◆ The problem ◆
Return the records in full, exactly as given.

■ ■ ■ ■

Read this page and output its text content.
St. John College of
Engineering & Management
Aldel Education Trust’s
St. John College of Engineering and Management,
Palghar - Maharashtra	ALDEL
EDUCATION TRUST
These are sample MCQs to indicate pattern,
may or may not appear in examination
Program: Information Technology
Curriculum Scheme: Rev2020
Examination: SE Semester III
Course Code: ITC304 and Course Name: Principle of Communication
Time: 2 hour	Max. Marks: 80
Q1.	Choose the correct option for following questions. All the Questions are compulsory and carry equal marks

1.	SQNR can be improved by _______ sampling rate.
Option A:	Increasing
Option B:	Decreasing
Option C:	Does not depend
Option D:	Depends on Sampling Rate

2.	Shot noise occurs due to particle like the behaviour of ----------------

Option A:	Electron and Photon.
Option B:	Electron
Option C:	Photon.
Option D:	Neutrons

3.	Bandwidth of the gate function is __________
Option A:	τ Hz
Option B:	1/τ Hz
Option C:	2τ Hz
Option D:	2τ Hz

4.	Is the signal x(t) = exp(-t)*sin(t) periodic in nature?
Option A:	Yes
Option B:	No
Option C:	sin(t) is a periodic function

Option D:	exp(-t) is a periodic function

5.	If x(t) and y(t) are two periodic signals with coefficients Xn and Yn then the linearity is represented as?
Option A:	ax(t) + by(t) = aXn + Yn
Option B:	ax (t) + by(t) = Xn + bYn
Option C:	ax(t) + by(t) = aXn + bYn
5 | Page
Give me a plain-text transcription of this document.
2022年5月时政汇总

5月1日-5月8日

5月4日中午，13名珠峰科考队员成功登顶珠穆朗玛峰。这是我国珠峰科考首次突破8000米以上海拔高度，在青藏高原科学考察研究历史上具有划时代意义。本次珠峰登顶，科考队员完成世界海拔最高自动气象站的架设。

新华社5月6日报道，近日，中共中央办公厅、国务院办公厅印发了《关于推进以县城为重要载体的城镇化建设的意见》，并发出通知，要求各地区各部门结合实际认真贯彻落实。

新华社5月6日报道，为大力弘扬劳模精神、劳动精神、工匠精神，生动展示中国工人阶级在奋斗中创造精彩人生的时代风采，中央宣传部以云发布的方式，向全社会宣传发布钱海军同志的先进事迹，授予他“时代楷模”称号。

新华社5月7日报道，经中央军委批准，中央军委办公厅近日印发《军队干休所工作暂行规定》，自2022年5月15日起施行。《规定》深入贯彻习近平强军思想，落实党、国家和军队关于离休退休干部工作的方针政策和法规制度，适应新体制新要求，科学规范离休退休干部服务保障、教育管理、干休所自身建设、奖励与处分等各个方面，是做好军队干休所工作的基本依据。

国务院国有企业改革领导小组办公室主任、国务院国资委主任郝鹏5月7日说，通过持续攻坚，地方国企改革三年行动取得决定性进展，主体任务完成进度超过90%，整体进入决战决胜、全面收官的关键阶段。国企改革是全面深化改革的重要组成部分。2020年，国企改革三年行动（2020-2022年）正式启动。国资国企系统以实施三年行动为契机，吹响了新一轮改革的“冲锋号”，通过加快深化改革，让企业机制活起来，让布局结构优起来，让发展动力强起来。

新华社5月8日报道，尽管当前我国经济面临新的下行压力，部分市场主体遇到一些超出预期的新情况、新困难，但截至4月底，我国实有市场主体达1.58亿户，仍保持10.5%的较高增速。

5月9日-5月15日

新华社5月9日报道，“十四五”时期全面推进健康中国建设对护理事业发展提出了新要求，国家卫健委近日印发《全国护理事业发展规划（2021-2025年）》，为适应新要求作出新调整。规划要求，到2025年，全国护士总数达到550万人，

■ ■ ■ ■

◆ Correct answer ◆
Read this page and output its text content.
St. John College of
Engineering & Management
Aldel Education Trust’s
St. John College of Engineering and Management,
Palghar - Maharashtra	ALDEL
EDUCATION TRUST
These are sample MCQs to indicate pattern,
may or may not appear in examination
Program: Information Technology
Curriculum Scheme: Rev2020
Examination: SE Semester III
Course Code: ITC304 and Course Name: Principle of Communication
Time: 2 hour	Max. Marks: 80
Q1.	Choose the correct option for following questions. All the Questions are compulsory and carry equal marks

1.	SQNR can be improved by _______ sampling rate.
Option A:	Increasing
Option B:	Decreasing
Option C:	Does not depend
Option D:	Depends on Sampling Rate

2.	Shot noise occurs due to particle like the behaviour of ----------------

Option A:	Electron and Photon.
Option B:	Electron
Option C:	Photon.
Option D:	Neutrons

3.	Bandwidth of the gate function is __________
Option A:	τ Hz
Option B:	1/τ Hz
Option C:	2τ Hz
Option D:	2τ Hz

4.	Is the signal x(t) = exp(-t)*sin(t) periodic in nature?
Option A:	Yes
Option B:	No
Option C:	sin(t) is a periodic function

Option D:	exp(-t) is a periodic function

5.	If x(t) and y(t) are two periodic signals with coefficients Xn and Yn then the linearity is represented as?
Option A:	ax(t) + by(t) = aXn + Yn
Option B:	ax (t) + by(t) = Xn + bYn
Option C:	ax(t) + by(t) = aXn + bYn
5 | Page
Give me a plain-text transcription of this document.
2022年5月时政汇总

5月1日-5月8日

5月4日中午，13名珠峰科考队员成功登顶珠穆朗玛峰。这是我国珠峰科考首次突破8000米以上海拔高度，在青藏高原科学考察研究历史上具有划时代意义。本次珠峰登顶，科考队员完成世界海拔最高自动气象站的架设。

新华社5月6日报道，近日，中共中央办公厅、国务院办公厅印发了《关于推进以县城为重要载体的城镇化建设的意见》，并发出通知，要求各地区各部门结合实际认真贯彻落实。

新华社5月6日报道，为大力弘扬劳模精神、劳动精神、工匠精神，生动展示中国工人阶级在奋斗中创造精彩人生的时代风采，中央宣传部以云发布的方式，向全社会宣传发布钱海军同志的先进事迹，授予他“时代楷模”称号。

新华社5月7日报道，经中央军委批准，中央军委办公厅近日印发《军队干休所工作暂行规定》，自2022年5月15日起施行。《规定》深入贯彻习近平强军思想，落实党、国家和军队关于离休退休干部工作的方针政策和法规制度，适应新体制新要求，科学规范离休退休干部服务保障、教育管理、干休所自身建设、奖励与处分等各个方面，是做好军队干休所工作的基本依据。

国务院国有企业改革领导小组办公室主任、国务院国资委主任郝鹏5月7日说，通过持续攻坚，地方国企改革三年行动取得决定性进展，主体任务完成进度超过90%，整体进入决战决胜、全面收官的关键阶段。国企改革是全面深化改革的重要组成部分。2020年，国企改革三年行动（2020-2022年）正式启动。国资国企系统以实施三年行动为契机，吹响了新一轮改革的“冲锋号”，通过加快深化改革，让企业机制活起来，让布局结构优起来，让发展动力强起来。

新华社5月8日报道，尽管当前我国经济面临新的下行压力，部分市场主体遇到一些超出预期的新情况、新困难，但截至4月底，我国实有市场主体达1.58亿户，仍保持10.5%的较高增速。

5月9日-5月15日

新华社5月9日报道，“十四五”时期全面推进健康中国建设对护理事业发展提出了新要求，国家卫健委近日印发《全国护理事业发展规划（2021-2025年）》，为适应新要求作出新调整。规划要求，到2025年，全国护士总数达到550万人，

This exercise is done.